** Begin Data entries **

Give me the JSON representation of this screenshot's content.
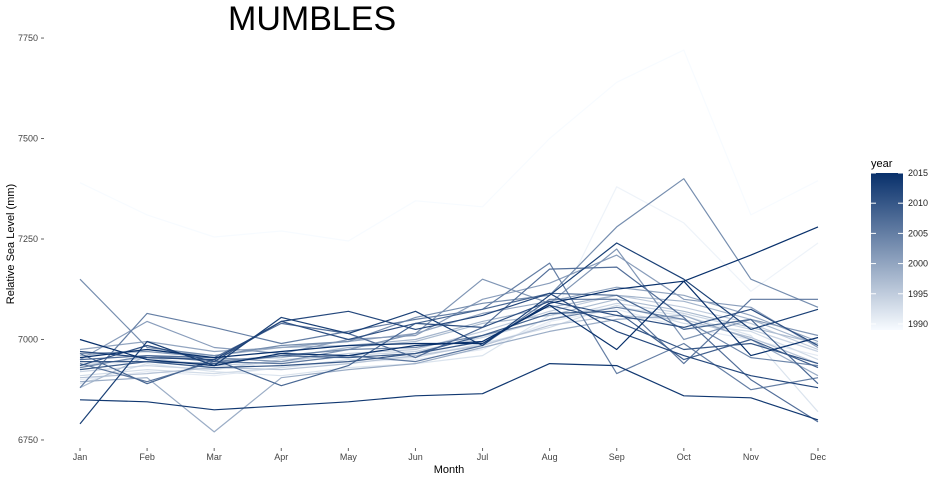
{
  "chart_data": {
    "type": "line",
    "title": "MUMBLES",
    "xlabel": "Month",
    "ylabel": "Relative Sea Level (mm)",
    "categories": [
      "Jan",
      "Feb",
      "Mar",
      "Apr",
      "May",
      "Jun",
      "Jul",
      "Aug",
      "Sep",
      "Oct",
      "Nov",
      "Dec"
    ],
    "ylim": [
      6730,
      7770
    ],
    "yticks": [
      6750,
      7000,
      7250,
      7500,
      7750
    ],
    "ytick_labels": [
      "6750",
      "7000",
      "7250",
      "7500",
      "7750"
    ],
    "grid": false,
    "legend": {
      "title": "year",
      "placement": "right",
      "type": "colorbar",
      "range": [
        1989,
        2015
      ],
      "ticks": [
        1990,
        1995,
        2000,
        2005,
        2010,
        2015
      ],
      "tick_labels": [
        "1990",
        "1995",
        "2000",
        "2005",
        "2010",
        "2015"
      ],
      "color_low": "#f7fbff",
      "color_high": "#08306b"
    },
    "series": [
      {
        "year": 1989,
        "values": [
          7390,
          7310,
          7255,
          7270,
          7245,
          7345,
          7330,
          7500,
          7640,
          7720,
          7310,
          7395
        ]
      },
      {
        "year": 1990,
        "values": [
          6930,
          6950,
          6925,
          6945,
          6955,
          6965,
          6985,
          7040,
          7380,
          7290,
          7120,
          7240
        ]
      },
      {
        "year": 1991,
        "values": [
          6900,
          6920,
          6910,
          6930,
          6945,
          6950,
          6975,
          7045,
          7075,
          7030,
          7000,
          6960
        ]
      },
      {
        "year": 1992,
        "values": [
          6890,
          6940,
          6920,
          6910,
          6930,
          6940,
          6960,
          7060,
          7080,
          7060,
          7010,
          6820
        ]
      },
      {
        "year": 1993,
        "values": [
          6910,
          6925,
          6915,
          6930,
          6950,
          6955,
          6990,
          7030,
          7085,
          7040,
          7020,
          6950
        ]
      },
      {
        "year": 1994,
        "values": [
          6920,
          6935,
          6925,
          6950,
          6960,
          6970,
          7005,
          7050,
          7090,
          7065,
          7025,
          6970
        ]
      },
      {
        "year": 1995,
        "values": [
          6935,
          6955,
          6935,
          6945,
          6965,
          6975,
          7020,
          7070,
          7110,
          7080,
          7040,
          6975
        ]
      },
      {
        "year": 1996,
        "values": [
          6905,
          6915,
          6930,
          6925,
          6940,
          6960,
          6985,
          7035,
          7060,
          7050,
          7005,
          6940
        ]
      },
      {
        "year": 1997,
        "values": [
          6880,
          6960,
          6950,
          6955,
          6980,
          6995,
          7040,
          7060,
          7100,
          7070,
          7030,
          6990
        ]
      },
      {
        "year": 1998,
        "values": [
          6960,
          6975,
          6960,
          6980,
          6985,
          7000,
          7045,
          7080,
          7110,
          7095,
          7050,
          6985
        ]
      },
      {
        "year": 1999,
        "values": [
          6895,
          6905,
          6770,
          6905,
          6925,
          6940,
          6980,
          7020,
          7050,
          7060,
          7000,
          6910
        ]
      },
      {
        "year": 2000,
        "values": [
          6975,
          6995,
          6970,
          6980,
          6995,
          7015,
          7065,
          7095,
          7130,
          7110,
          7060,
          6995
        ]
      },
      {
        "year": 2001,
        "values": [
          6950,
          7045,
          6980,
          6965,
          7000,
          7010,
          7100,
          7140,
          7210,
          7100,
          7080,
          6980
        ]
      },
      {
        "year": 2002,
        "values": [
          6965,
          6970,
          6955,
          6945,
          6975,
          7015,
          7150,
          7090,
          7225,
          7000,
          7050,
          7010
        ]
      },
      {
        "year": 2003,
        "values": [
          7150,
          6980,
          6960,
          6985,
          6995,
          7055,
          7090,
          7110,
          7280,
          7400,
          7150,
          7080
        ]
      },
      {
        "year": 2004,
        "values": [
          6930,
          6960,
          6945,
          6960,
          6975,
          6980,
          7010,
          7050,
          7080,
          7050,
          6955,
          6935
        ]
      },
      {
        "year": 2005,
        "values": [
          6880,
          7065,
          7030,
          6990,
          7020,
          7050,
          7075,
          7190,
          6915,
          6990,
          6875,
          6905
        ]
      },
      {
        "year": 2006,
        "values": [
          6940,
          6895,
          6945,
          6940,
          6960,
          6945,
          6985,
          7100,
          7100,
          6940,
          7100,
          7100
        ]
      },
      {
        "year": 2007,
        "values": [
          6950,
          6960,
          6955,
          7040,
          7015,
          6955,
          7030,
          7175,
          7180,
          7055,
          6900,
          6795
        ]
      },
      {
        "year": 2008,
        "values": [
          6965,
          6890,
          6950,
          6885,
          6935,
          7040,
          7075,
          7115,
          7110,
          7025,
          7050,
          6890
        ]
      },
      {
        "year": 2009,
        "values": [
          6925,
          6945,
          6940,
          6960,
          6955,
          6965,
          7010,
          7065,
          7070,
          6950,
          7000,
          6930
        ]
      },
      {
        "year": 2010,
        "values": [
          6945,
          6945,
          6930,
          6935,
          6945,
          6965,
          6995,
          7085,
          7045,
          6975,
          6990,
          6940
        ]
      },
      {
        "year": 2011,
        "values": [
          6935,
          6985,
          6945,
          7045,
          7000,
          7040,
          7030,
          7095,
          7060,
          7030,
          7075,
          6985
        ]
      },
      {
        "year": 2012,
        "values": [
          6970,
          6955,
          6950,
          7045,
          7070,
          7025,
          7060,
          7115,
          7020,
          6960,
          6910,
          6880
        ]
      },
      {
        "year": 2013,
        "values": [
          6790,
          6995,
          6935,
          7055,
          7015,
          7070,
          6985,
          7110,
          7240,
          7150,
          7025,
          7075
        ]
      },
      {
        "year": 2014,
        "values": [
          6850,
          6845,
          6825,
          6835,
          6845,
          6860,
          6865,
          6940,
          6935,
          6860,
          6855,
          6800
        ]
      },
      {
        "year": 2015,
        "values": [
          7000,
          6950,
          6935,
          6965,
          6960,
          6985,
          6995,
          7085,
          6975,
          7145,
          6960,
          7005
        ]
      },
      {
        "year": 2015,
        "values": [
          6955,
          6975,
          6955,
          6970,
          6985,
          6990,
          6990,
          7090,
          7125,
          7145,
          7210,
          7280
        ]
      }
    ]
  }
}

** End Data entries **

Short task.
Reproduce the material above in full, exactly, with no images.

Solution below.
Give me the JSON representation of this screenshot's content.
{
  "chart_data": {
    "type": "line",
    "title": "MUMBLES",
    "xlabel": "Month",
    "ylabel": "Relative Sea Level (mm)",
    "categories": [
      "Jan",
      "Feb",
      "Mar",
      "Apr",
      "May",
      "Jun",
      "Jul",
      "Aug",
      "Sep",
      "Oct",
      "Nov",
      "Dec"
    ],
    "ylim": [
      6730,
      7770
    ],
    "yticks": [
      6750,
      7000,
      7250,
      7500,
      7750
    ],
    "ytick_labels": [
      "6750",
      "7000",
      "7250",
      "7500",
      "7750"
    ],
    "grid": false,
    "legend": {
      "title": "year",
      "placement": "right",
      "type": "colorbar",
      "range": [
        1989,
        2015
      ],
      "ticks": [
        1990,
        1995,
        2000,
        2005,
        2010,
        2015
      ],
      "tick_labels": [
        "1990",
        "1995",
        "2000",
        "2005",
        "2010",
        "2015"
      ],
      "color_low": "#f7fbff",
      "color_high": "#08306b"
    },
    "series": [
      {
        "year": 1989,
        "values": [
          7390,
          7310,
          7255,
          7270,
          7245,
          7345,
          7330,
          7500,
          7640,
          7720,
          7310,
          7395
        ]
      },
      {
        "year": 1990,
        "values": [
          6930,
          6950,
          6925,
          6945,
          6955,
          6965,
          6985,
          7040,
          7380,
          7290,
          7120,
          7240
        ]
      },
      {
        "year": 1991,
        "values": [
          6900,
          6920,
          6910,
          6930,
          6945,
          6950,
          6975,
          7045,
          7075,
          7030,
          7000,
          6960
        ]
      },
      {
        "year": 1992,
        "values": [
          6890,
          6940,
          6920,
          6910,
          6930,
          6940,
          6960,
          7060,
          7080,
          7060,
          7010,
          6820
        ]
      },
      {
        "year": 1993,
        "values": [
          6910,
          6925,
          6915,
          6930,
          6950,
          6955,
          6990,
          7030,
          7085,
          7040,
          7020,
          6950
        ]
      },
      {
        "year": 1994,
        "values": [
          6920,
          6935,
          6925,
          6950,
          6960,
          6970,
          7005,
          7050,
          7090,
          7065,
          7025,
          6970
        ]
      },
      {
        "year": 1995,
        "values": [
          6935,
          6955,
          6935,
          6945,
          6965,
          6975,
          7020,
          7070,
          7110,
          7080,
          7040,
          6975
        ]
      },
      {
        "year": 1996,
        "values": [
          6905,
          6915,
          6930,
          6925,
          6940,
          6960,
          6985,
          7035,
          7060,
          7050,
          7005,
          6940
        ]
      },
      {
        "year": 1997,
        "values": [
          6880,
          6960,
          6950,
          6955,
          6980,
          6995,
          7040,
          7060,
          7100,
          7070,
          7030,
          6990
        ]
      },
      {
        "year": 1998,
        "values": [
          6960,
          6975,
          6960,
          6980,
          6985,
          7000,
          7045,
          7080,
          7110,
          7095,
          7050,
          6985
        ]
      },
      {
        "year": 1999,
        "values": [
          6895,
          6905,
          6770,
          6905,
          6925,
          6940,
          6980,
          7020,
          7050,
          7060,
          7000,
          6910
        ]
      },
      {
        "year": 2000,
        "values": [
          6975,
          6995,
          6970,
          6980,
          6995,
          7015,
          7065,
          7095,
          7130,
          7110,
          7060,
          6995
        ]
      },
      {
        "year": 2001,
        "values": [
          6950,
          7045,
          6980,
          6965,
          7000,
          7010,
          7100,
          7140,
          7210,
          7100,
          7080,
          6980
        ]
      },
      {
        "year": 2002,
        "values": [
          6965,
          6970,
          6955,
          6945,
          6975,
          7015,
          7150,
          7090,
          7225,
          7000,
          7050,
          7010
        ]
      },
      {
        "year": 2003,
        "values": [
          7150,
          6980,
          6960,
          6985,
          6995,
          7055,
          7090,
          7110,
          7280,
          7400,
          7150,
          7080
        ]
      },
      {
        "year": 2004,
        "values": [
          6930,
          6960,
          6945,
          6960,
          6975,
          6980,
          7010,
          7050,
          7080,
          7050,
          6955,
          6935
        ]
      },
      {
        "year": 2005,
        "values": [
          6880,
          7065,
          7030,
          6990,
          7020,
          7050,
          7075,
          7190,
          6915,
          6990,
          6875,
          6905
        ]
      },
      {
        "year": 2006,
        "values": [
          6940,
          6895,
          6945,
          6940,
          6960,
          6945,
          6985,
          7100,
          7100,
          6940,
          7100,
          7100
        ]
      },
      {
        "year": 2007,
        "values": [
          6950,
          6960,
          6955,
          7040,
          7015,
          6955,
          7030,
          7175,
          7180,
          7055,
          6900,
          6795
        ]
      },
      {
        "year": 2008,
        "values": [
          6965,
          6890,
          6950,
          6885,
          6935,
          7040,
          7075,
          7115,
          7110,
          7025,
          7050,
          6890
        ]
      },
      {
        "year": 2009,
        "values": [
          6925,
          6945,
          6940,
          6960,
          6955,
          6965,
          7010,
          7065,
          7070,
          6950,
          7000,
          6930
        ]
      },
      {
        "year": 2010,
        "values": [
          6945,
          6945,
          6930,
          6935,
          6945,
          6965,
          6995,
          7085,
          7045,
          6975,
          6990,
          6940
        ]
      },
      {
        "year": 2011,
        "values": [
          6935,
          6985,
          6945,
          7045,
          7000,
          7040,
          7030,
          7095,
          7060,
          7030,
          7075,
          6985
        ]
      },
      {
        "year": 2012,
        "values": [
          6970,
          6955,
          6950,
          7045,
          7070,
          7025,
          7060,
          7115,
          7020,
          6960,
          6910,
          6880
        ]
      },
      {
        "year": 2013,
        "values": [
          6790,
          6995,
          6935,
          7055,
          7015,
          7070,
          6985,
          7110,
          7240,
          7150,
          7025,
          7075
        ]
      },
      {
        "year": 2014,
        "values": [
          6850,
          6845,
          6825,
          6835,
          6845,
          6860,
          6865,
          6940,
          6935,
          6860,
          6855,
          6800
        ]
      },
      {
        "year": 2015,
        "values": [
          7000,
          6950,
          6935,
          6965,
          6960,
          6985,
          6995,
          7085,
          6975,
          7145,
          6960,
          7005
        ]
      },
      {
        "year": 2015,
        "values": [
          6955,
          6975,
          6955,
          6970,
          6985,
          6990,
          6990,
          7090,
          7125,
          7145,
          7210,
          7280
        ]
      }
    ]
  }
}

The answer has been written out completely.